>> Start Data in this exercise

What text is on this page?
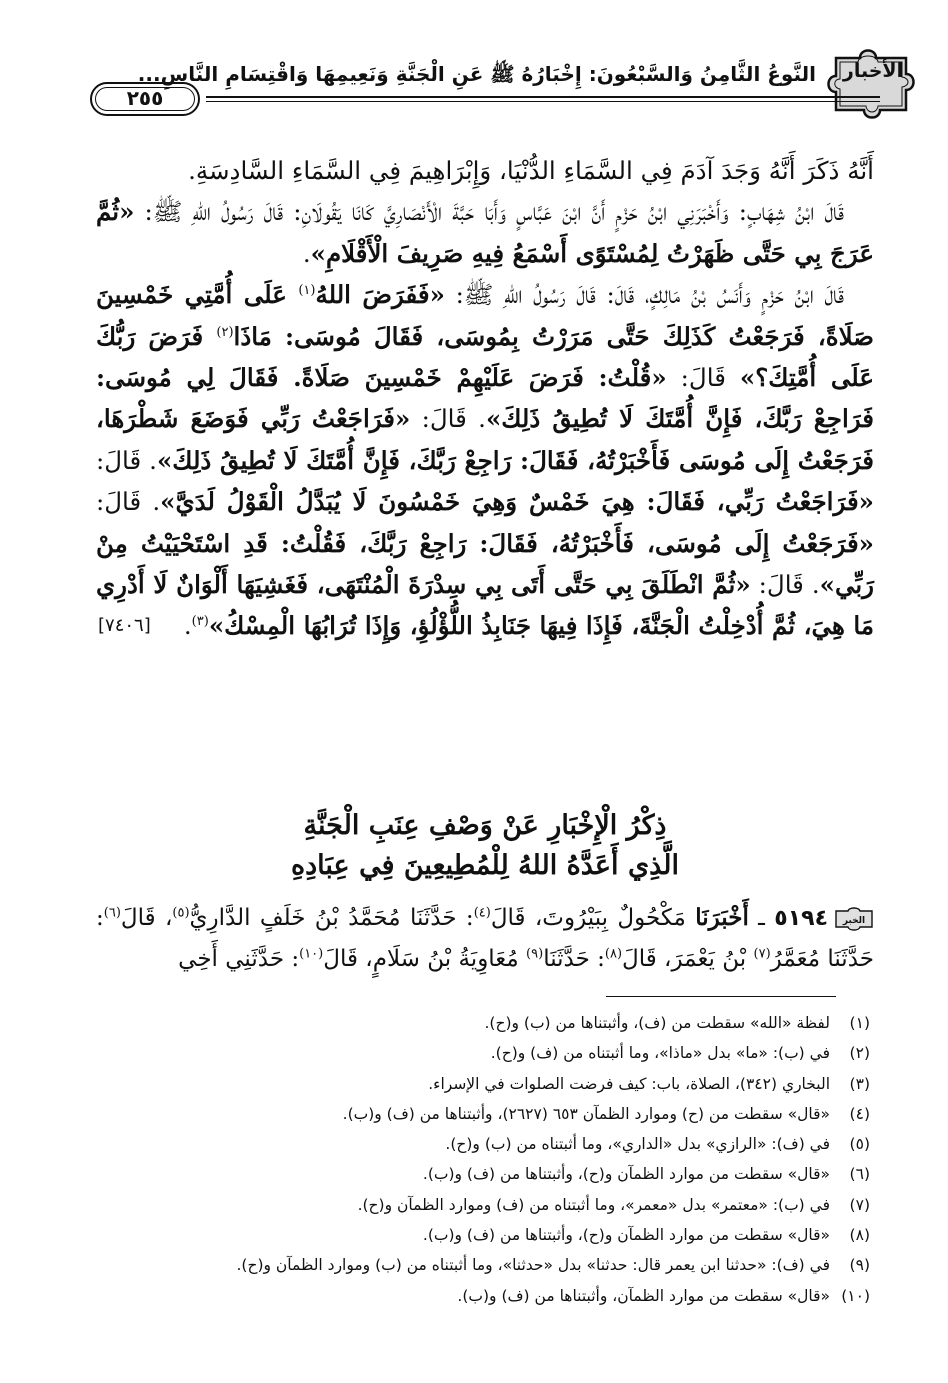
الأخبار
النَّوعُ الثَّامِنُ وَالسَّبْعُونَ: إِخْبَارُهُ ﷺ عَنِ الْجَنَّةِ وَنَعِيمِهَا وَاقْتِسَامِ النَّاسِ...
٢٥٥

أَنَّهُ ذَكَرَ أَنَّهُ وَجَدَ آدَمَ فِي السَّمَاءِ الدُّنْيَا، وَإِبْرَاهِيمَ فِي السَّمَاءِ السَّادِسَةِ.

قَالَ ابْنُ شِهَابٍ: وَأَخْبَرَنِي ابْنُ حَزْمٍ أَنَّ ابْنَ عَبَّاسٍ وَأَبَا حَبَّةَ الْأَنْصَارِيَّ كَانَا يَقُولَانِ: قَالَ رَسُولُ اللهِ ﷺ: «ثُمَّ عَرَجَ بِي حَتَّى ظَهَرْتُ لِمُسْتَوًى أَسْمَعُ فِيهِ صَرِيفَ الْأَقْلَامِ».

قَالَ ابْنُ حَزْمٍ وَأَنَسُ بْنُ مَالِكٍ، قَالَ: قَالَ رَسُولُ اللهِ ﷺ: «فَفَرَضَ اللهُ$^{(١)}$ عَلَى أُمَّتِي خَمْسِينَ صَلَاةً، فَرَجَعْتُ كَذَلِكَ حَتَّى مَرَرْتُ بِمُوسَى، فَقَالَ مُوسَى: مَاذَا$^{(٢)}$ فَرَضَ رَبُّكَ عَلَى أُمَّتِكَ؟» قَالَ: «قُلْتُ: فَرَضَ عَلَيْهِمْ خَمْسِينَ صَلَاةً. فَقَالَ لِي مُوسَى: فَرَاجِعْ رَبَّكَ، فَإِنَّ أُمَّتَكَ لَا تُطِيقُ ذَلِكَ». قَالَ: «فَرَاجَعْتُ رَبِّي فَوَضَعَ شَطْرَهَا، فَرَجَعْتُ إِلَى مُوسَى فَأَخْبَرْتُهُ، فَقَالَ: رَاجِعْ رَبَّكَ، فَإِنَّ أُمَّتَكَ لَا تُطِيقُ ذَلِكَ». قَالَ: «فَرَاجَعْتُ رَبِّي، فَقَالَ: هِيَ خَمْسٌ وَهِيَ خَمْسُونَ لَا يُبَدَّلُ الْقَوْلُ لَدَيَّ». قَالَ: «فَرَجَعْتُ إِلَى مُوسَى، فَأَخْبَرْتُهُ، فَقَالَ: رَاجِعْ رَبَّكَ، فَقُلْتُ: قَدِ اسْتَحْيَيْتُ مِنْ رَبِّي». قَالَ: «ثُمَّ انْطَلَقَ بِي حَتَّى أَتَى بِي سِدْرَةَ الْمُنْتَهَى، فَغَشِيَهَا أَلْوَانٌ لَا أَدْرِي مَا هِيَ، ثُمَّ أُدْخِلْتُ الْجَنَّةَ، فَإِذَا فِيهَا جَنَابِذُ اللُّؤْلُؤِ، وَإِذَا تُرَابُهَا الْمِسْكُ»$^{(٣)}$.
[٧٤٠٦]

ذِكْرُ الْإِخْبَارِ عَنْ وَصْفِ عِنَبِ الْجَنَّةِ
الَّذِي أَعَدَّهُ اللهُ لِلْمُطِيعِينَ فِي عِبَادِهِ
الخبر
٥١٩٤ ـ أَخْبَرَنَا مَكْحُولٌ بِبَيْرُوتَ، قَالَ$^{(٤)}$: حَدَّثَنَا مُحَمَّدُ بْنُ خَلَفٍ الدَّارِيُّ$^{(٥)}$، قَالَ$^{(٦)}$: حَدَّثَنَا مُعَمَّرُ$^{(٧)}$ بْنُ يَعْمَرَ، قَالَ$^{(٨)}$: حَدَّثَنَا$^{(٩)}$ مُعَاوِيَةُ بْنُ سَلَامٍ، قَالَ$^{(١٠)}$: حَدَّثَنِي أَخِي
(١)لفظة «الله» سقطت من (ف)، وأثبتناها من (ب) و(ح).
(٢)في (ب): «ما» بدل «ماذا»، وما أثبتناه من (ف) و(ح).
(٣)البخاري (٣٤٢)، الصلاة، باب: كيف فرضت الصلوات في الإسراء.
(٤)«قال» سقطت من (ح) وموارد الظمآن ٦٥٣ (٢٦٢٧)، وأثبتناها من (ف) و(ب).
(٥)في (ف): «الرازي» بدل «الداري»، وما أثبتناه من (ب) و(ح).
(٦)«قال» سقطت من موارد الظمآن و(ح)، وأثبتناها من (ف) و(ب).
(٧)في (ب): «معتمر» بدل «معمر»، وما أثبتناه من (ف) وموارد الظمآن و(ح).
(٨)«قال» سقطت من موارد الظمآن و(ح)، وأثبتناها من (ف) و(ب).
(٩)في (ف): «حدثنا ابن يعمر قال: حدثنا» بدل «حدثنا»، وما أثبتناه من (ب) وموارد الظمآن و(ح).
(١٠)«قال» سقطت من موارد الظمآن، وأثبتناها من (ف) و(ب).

>> End Data in this exercise

## Given instruction
Reproduce all of the data exactly; the pictures do not belong in the copy.

## Response to this task
What text is on this page?
الأخبار
النَّوعُ الثَّامِنُ وَالسَّبْعُونَ: إِخْبَارُهُ ﷺ عَنِ الْجَنَّةِ وَنَعِيمِهَا وَاقْتِسَامِ النَّاسِ...
٢٥٥

أَنَّهُ ذَكَرَ أَنَّهُ وَجَدَ آدَمَ فِي السَّمَاءِ الدُّنْيَا، وَإِبْرَاهِيمَ فِي السَّمَاءِ السَّادِسَةِ.

قَالَ ابْنُ شِهَابٍ: وَأَخْبَرَنِي ابْنُ حَزْمٍ أَنَّ ابْنَ عَبَّاسٍ وَأَبَا حَبَّةَ الْأَنْصَارِيَّ كَانَا يَقُولَانِ: قَالَ رَسُولُ اللهِ ﷺ: «ثُمَّ عَرَجَ بِي حَتَّى ظَهَرْتُ لِمُسْتَوًى أَسْمَعُ فِيهِ صَرِيفَ الْأَقْلَامِ».

قَالَ ابْنُ حَزْمٍ وَأَنَسُ بْنُ مَالِكٍ، قَالَ: قَالَ رَسُولُ اللهِ ﷺ: «فَفَرَضَ اللهُ$^{(١)}$ عَلَى أُمَّتِي خَمْسِينَ صَلَاةً، فَرَجَعْتُ كَذَلِكَ حَتَّى مَرَرْتُ بِمُوسَى، فَقَالَ مُوسَى: مَاذَا$^{(٢)}$ فَرَضَ رَبُّكَ عَلَى أُمَّتِكَ؟» قَالَ: «قُلْتُ: فَرَضَ عَلَيْهِمْ خَمْسِينَ صَلَاةً. فَقَالَ لِي مُوسَى: فَرَاجِعْ رَبَّكَ، فَإِنَّ أُمَّتَكَ لَا تُطِيقُ ذَلِكَ». قَالَ: «فَرَاجَعْتُ رَبِّي فَوَضَعَ شَطْرَهَا، فَرَجَعْتُ إِلَى مُوسَى فَأَخْبَرْتُهُ، فَقَالَ: رَاجِعْ رَبَّكَ، فَإِنَّ أُمَّتَكَ لَا تُطِيقُ ذَلِكَ». قَالَ: «فَرَاجَعْتُ رَبِّي، فَقَالَ: هِيَ خَمْسٌ وَهِيَ خَمْسُونَ لَا يُبَدَّلُ الْقَوْلُ لَدَيَّ». قَالَ: «فَرَجَعْتُ إِلَى مُوسَى، فَأَخْبَرْتُهُ، فَقَالَ: رَاجِعْ رَبَّكَ، فَقُلْتُ: قَدِ اسْتَحْيَيْتُ مِنْ رَبِّي». قَالَ: «ثُمَّ انْطَلَقَ بِي حَتَّى أَتَى بِي سِدْرَةَ الْمُنْتَهَى، فَغَشِيَهَا أَلْوَانٌ لَا أَدْرِي مَا هِيَ، ثُمَّ أُدْخِلْتُ الْجَنَّةَ، فَإِذَا فِيهَا جَنَابِذُ اللُّؤْلُؤِ، وَإِذَا تُرَابُهَا الْمِسْكُ»$^{(٣)}$.
[٧٤٠٦]

ذِكْرُ الْإِخْبَارِ عَنْ وَصْفِ عِنَبِ الْجَنَّةِ
الَّذِي أَعَدَّهُ اللهُ لِلْمُطِيعِينَ فِي عِبَادِهِ
الخبر
٥١٩٤ ـ أَخْبَرَنَا مَكْحُولٌ بِبَيْرُوتَ، قَالَ$^{(٤)}$: حَدَّثَنَا مُحَمَّدُ بْنُ خَلَفٍ الدَّارِيُّ$^{(٥)}$، قَالَ$^{(٦)}$: حَدَّثَنَا مُعَمَّرُ$^{(٧)}$ بْنُ يَعْمَرَ، قَالَ$^{(٨)}$: حَدَّثَنَا$^{(٩)}$ مُعَاوِيَةُ بْنُ سَلَامٍ، قَالَ$^{(١٠)}$: حَدَّثَنِي أَخِي
(١)لفظة «الله» سقطت من (ف)، وأثبتناها من (ب) و(ح).
(٢)في (ب): «ما» بدل «ماذا»، وما أثبتناه من (ف) و(ح).
(٣)البخاري (٣٤٢)، الصلاة، باب: كيف فرضت الصلوات في الإسراء.
(٤)«قال» سقطت من (ح) وموارد الظمآن ٦٥٣ (٢٦٢٧)، وأثبتناها من (ف) و(ب).
(٥)في (ف): «الرازي» بدل «الداري»، وما أثبتناه من (ب) و(ح).
(٦)«قال» سقطت من موارد الظمآن و(ح)، وأثبتناها من (ف) و(ب).
(٧)في (ب): «معتمر» بدل «معمر»، وما أثبتناه من (ف) وموارد الظمآن و(ح).
(٨)«قال» سقطت من موارد الظمآن و(ح)، وأثبتناها من (ف) و(ب).
(٩)في (ف): «حدثنا ابن يعمر قال: حدثنا» بدل «حدثنا»، وما أثبتناه من (ب) وموارد الظمآن و(ح).
(١٠)«قال» سقطت من موارد الظمآن، وأثبتناها من (ف) و(ب).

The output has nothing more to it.